§ The request
In the entries below, count every line with the string "woman". State the count and nothing else.

Stored data:
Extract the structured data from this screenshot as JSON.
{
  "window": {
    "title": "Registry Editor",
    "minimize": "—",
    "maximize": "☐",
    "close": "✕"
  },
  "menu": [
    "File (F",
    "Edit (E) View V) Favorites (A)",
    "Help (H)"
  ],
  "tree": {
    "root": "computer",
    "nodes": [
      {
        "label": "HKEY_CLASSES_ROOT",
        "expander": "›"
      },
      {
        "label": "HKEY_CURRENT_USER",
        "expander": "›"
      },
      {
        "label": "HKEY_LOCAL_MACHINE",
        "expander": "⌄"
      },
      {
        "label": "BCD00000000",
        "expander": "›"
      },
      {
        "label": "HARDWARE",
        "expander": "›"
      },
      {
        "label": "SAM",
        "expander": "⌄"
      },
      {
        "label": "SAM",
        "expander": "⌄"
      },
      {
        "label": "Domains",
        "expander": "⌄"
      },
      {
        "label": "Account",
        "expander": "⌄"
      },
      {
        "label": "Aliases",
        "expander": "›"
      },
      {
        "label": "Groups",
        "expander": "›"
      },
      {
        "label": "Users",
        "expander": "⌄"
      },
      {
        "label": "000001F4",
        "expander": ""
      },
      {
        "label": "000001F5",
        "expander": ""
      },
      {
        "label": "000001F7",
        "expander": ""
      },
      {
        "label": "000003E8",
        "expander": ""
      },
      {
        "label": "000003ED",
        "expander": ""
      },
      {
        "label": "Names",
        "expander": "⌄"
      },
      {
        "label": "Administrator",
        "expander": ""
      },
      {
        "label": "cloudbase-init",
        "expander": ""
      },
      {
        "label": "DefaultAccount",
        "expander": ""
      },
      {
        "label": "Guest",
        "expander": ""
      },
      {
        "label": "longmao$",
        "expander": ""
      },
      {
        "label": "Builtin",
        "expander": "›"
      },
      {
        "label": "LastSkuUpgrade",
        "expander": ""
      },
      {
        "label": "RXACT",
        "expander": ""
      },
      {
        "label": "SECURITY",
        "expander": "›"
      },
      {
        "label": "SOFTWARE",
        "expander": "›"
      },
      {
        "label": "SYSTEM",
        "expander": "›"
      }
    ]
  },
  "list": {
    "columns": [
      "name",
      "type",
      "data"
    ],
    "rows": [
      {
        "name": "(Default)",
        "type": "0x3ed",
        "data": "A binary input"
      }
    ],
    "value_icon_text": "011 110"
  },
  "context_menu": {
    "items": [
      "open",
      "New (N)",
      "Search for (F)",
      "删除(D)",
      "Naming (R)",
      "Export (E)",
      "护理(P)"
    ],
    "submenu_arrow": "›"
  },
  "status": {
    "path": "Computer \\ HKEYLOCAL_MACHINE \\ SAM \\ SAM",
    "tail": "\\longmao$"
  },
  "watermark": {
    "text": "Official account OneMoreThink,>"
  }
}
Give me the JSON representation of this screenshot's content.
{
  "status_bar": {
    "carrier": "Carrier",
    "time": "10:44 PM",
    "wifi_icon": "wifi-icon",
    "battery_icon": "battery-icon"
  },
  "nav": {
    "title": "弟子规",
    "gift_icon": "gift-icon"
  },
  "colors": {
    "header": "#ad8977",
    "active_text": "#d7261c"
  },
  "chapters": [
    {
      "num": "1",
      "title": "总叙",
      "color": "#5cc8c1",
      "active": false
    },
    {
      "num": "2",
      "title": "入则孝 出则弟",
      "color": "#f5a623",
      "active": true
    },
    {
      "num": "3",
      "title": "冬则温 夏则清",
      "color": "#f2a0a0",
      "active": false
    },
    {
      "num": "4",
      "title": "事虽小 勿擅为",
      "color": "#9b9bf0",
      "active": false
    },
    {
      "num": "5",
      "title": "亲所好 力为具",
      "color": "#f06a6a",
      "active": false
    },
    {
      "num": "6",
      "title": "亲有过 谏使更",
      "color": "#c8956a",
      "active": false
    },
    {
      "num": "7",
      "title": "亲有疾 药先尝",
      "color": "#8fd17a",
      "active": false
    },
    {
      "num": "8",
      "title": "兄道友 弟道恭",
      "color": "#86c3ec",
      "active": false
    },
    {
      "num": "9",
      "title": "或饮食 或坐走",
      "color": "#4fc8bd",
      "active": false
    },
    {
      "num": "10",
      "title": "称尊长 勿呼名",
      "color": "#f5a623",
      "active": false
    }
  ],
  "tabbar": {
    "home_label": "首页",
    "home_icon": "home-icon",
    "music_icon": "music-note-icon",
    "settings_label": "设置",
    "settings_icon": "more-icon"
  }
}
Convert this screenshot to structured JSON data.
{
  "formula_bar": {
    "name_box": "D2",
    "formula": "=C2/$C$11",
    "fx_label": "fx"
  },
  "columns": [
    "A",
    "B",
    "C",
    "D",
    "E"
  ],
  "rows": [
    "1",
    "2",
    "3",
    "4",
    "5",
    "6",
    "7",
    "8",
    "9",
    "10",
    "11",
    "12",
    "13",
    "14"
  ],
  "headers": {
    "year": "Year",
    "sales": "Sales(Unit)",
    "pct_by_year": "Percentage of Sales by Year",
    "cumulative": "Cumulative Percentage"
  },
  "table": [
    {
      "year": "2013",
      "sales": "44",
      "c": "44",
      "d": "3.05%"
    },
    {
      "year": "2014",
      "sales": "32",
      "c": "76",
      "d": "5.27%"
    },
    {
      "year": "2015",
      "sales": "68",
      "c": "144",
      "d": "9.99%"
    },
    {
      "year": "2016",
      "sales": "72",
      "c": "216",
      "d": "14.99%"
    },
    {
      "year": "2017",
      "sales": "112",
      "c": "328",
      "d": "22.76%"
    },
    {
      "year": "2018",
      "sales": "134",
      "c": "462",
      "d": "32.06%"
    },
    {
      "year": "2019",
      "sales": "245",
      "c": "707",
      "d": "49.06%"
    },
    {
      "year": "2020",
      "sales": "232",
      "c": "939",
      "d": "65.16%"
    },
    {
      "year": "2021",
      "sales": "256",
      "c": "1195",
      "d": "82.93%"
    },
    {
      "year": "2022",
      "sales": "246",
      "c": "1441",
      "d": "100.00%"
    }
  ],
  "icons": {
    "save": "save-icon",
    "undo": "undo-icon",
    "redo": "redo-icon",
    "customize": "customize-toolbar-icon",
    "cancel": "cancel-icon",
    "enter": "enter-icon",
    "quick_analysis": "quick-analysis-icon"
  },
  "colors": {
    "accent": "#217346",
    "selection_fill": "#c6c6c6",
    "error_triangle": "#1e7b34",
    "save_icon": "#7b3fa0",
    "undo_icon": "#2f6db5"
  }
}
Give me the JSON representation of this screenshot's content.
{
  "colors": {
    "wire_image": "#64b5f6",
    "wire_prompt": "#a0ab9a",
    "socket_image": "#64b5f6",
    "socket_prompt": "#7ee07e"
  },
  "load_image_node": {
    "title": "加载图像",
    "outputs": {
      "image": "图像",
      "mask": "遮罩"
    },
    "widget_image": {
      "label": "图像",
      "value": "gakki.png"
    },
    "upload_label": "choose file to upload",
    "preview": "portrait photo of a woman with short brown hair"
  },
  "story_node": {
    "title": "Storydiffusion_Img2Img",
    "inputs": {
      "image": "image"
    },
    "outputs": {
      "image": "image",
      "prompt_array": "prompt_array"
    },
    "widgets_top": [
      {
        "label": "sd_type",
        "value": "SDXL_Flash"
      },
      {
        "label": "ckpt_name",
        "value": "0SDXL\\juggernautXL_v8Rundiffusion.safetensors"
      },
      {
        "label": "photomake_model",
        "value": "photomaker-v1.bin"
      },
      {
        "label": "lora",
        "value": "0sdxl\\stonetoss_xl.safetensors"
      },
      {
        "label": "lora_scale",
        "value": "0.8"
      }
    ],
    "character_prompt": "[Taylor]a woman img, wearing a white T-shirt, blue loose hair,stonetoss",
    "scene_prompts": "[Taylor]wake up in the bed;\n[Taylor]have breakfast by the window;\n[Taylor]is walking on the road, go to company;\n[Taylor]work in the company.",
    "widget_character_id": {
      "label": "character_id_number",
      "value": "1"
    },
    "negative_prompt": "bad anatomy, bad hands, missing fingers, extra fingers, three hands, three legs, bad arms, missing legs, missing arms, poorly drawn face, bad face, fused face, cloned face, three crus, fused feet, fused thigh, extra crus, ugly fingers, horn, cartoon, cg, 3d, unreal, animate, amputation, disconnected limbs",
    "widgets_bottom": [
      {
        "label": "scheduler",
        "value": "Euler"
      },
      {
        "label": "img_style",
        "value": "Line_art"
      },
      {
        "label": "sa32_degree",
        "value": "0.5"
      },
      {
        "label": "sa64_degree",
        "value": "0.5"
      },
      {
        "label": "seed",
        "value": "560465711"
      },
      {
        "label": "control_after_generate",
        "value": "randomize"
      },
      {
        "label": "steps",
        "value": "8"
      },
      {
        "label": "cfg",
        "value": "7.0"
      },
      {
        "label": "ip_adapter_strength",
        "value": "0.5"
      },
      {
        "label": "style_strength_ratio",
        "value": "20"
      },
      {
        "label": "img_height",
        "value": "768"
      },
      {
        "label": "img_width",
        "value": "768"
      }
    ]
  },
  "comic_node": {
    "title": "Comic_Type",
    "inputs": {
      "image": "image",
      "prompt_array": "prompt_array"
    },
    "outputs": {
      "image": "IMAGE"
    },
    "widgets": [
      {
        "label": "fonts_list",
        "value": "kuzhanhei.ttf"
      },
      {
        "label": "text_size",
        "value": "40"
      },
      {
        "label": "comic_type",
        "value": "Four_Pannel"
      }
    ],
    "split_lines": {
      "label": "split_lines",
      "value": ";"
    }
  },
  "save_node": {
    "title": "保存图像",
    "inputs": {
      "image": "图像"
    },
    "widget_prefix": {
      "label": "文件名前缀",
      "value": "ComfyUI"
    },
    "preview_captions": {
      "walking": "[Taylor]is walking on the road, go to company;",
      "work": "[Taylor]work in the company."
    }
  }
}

§ Task answer
2